INPUT
• • • • •
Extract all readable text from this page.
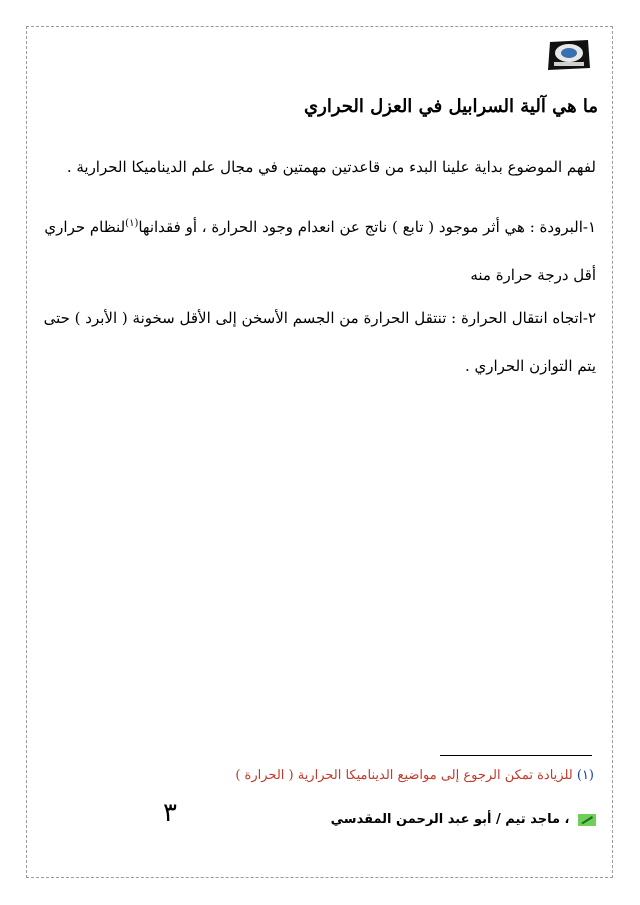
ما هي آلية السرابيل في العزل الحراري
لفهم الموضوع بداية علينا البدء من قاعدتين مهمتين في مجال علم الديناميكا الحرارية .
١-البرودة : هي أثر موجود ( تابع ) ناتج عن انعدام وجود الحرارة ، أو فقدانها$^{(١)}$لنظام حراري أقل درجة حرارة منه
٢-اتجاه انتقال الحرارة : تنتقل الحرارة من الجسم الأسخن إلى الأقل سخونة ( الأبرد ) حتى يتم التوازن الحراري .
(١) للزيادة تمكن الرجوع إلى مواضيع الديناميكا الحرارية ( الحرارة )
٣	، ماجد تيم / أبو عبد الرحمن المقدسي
• • • • •
TASK GOAL
Retype the data above exactly; pictures are not part of the copy.

RESULT FOR THIS TASK
Extract all readable text from this page.
ما هي آلية السرابيل في العزل الحراري
لفهم الموضوع بداية علينا البدء من قاعدتين مهمتين في مجال علم الديناميكا الحرارية .
١-البرودة : هي أثر موجود ( تابع ) ناتج عن انعدام وجود الحرارة ، أو فقدانها$^{(١)}$لنظام حراري أقل درجة حرارة منه
٢-اتجاه انتقال الحرارة : تنتقل الحرارة من الجسم الأسخن إلى الأقل سخونة ( الأبرد ) حتى يتم التوازن الحراري .
(١) للزيادة تمكن الرجوع إلى مواضيع الديناميكا الحرارية ( الحرارة )
٣	، ماجد تيم / أبو عبد الرحمن المقدسي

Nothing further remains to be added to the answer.